** START **
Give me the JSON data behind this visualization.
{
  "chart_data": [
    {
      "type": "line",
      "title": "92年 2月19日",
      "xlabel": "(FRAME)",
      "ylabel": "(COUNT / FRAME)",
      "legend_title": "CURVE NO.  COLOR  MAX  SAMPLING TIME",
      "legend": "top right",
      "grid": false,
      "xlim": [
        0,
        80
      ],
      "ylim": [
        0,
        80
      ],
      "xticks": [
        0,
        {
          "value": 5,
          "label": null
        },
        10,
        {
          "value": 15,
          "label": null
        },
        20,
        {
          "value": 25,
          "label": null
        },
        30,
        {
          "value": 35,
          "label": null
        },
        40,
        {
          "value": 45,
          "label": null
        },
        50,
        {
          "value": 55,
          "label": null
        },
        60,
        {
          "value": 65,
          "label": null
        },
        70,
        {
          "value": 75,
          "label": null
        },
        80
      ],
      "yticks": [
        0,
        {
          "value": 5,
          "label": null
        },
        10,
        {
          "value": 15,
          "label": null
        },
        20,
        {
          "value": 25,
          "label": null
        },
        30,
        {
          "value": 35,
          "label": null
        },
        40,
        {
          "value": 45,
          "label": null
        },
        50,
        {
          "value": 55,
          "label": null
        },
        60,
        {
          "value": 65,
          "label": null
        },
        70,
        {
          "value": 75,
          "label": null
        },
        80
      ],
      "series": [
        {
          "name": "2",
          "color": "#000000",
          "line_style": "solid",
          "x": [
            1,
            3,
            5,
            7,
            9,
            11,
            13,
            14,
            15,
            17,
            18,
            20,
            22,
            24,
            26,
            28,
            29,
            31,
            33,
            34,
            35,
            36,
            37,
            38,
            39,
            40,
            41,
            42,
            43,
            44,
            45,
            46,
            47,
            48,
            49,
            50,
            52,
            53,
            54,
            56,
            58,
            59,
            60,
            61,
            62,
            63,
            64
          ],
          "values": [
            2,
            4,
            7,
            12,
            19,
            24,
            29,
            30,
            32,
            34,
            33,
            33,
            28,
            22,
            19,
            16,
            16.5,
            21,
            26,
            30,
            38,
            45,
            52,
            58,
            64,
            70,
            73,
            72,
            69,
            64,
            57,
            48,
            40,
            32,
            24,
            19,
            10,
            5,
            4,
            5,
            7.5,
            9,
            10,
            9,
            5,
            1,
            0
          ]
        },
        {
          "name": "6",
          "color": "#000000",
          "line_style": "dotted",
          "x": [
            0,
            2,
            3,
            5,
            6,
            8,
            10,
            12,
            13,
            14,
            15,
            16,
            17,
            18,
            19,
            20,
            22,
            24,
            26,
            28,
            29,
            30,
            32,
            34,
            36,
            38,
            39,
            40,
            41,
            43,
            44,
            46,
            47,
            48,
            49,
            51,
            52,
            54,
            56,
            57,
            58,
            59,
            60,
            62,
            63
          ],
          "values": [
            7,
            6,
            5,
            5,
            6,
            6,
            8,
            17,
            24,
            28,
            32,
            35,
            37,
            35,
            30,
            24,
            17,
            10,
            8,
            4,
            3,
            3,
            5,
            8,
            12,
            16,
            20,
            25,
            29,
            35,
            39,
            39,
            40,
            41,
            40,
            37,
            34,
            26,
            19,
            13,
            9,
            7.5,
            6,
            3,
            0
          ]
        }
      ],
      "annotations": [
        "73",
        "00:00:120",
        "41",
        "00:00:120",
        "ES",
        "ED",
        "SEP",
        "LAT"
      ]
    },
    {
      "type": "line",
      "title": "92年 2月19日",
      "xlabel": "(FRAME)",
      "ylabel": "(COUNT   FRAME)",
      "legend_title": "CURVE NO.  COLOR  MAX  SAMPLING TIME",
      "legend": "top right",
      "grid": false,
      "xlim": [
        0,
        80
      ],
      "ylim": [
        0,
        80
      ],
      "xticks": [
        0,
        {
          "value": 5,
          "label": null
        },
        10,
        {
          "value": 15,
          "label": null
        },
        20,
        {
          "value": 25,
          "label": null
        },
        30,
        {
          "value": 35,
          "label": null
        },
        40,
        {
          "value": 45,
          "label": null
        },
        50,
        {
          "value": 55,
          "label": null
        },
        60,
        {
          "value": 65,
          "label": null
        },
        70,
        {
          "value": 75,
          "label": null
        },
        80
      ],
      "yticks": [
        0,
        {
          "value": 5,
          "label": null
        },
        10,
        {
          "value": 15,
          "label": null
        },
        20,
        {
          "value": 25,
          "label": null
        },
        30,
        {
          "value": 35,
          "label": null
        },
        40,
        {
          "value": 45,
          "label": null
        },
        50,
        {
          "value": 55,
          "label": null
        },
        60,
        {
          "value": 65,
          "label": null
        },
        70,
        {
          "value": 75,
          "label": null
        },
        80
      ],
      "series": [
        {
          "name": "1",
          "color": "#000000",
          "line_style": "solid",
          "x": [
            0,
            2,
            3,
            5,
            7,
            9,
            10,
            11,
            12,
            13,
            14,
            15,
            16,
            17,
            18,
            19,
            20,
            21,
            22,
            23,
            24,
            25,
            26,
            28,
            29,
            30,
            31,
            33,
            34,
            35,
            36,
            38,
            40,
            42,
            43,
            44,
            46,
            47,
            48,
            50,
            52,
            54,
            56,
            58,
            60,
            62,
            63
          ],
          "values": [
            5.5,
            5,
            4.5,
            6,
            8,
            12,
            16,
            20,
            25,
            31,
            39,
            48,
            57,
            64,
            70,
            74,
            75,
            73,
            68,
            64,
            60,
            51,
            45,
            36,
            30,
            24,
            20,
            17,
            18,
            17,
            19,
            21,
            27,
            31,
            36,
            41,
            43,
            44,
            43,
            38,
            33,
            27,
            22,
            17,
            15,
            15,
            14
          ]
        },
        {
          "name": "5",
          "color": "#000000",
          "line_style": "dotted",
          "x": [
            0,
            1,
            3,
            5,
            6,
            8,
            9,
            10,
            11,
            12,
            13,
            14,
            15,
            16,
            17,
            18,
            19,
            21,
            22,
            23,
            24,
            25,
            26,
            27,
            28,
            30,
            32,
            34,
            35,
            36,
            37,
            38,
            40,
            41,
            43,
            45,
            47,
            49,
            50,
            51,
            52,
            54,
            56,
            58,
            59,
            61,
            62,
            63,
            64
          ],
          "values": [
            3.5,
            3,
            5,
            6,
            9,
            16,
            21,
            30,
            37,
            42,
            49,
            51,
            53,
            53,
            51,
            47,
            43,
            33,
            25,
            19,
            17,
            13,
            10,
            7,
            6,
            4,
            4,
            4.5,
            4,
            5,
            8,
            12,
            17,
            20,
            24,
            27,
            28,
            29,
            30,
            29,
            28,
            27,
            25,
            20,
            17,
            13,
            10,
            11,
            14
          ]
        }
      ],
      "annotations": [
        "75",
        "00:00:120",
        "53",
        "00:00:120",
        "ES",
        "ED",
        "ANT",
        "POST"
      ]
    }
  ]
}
** END **
In the entries above, find each line with the word "ylabel" and show it.

• [Output]
      "ylabel": "(COUNT / FRAME)",
      "ylabel": "(COUNT   FRAME)",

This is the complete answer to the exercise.